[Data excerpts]
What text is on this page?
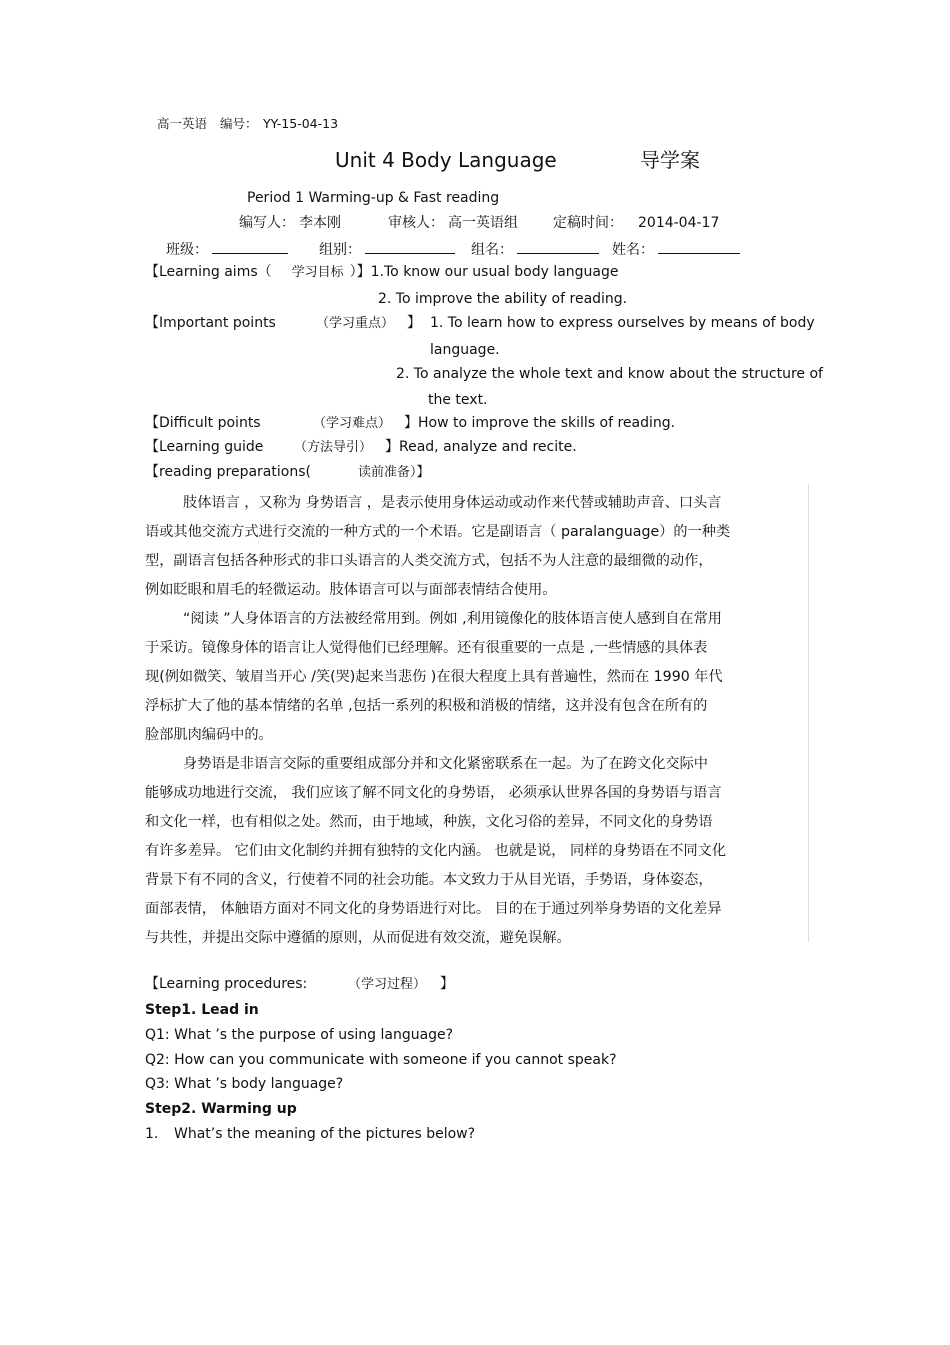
高一英语 编号： YY-15-04-13
Unit 4 Body Language	导学案
Period 1 Warming-up & Fast reading
编写人： 李本刚	审核人： 高一英语组	定稿时间： 2014-04-17
班级：	组别：	组名：	姓名：
【Learning aims（ 学习目标 ）】1.To know our usual body language
2. To improve the ability of reading.
【Important points	（学习重点） 】 1. To learn how to express ourselves by means of body
language.
2. To analyze the whole text and know about the structure of
the text.
【Difficult points	（学习难点） 】How to improve the skills of reading.
【Learning guide （方法导引） 】Read, analyze and recite.
【reading preparations(	读前准备）】
肢体语言 ，又称为 身势语言 ，是表示使用身体运动或动作来代替或辅助声音、口头言
语或其他交流方式进行交流的一种方式的一个术语。它是副语言（ paralanguage）的一种类
型，副语言包括各种形式的非口头语言的人类交流方式，包括不为人注意的最细微的动作，
例如眨眼和眉毛的轻微运动。肢体语言可以与面部表情结合使用。
“阅读 ”人身体语言的方法被经常用到。例如 ,利用镜像化的肢体语言使人感到自在常用
于采访。镜像身体的语言让人觉得他们已经理解。还有很重要的一点是 ,一些情感的具体表
现(例如微笑、皱眉当开心 /笑(哭)起来当悲伤 )在很大程度上具有普遍性，然而在 1990 年代
浮标扩大了他的基本情绪的名单 ,包括一系列的积极和消极的情绪，这并没有包含在所有的
脸部肌肉编码中的。
身势语是非语言交际的重要组成部分并和文化紧密联系在一起。为了在跨文化交际中
能够成功地进行交流， 我们应该了解不同文化的身势语， 必须承认世界各国的身势语与语言
和文化一样，也有相似之处。然而，由于地域，种族，文化习俗的差异，不同文化的身势语
有许多差异。 它们由文化制约并拥有独特的文化内涵。 也就是说， 同样的身势语在不同文化
背景下有不同的含义，行使着不同的社会功能。本文致力于从目光语，手势语，身体姿态，
面部表情， 体触语方面对不同文化的身势语进行对比。 目的在于通过列举身势语的文化差异
与共性，并提出交际中遵循的原则，从而促进有效交流，避免误解。
【Learning procedures:	（学习过程） 】
Step1. Lead in
Q1: What ’s the purpose of using language?
Q2: How can you communicate with someone if you cannot speak?
Q3: What ’s body language?
Step2. Warming up
1. What’s the meaning of the pictures below?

Aim of the exercise: Pull every line containing "What" out of the data above.

In response:
What text is on this page?
Q1: What ’s the purpose of using language?
Q3: What ’s body language?
1. What’s the meaning of the pictures below?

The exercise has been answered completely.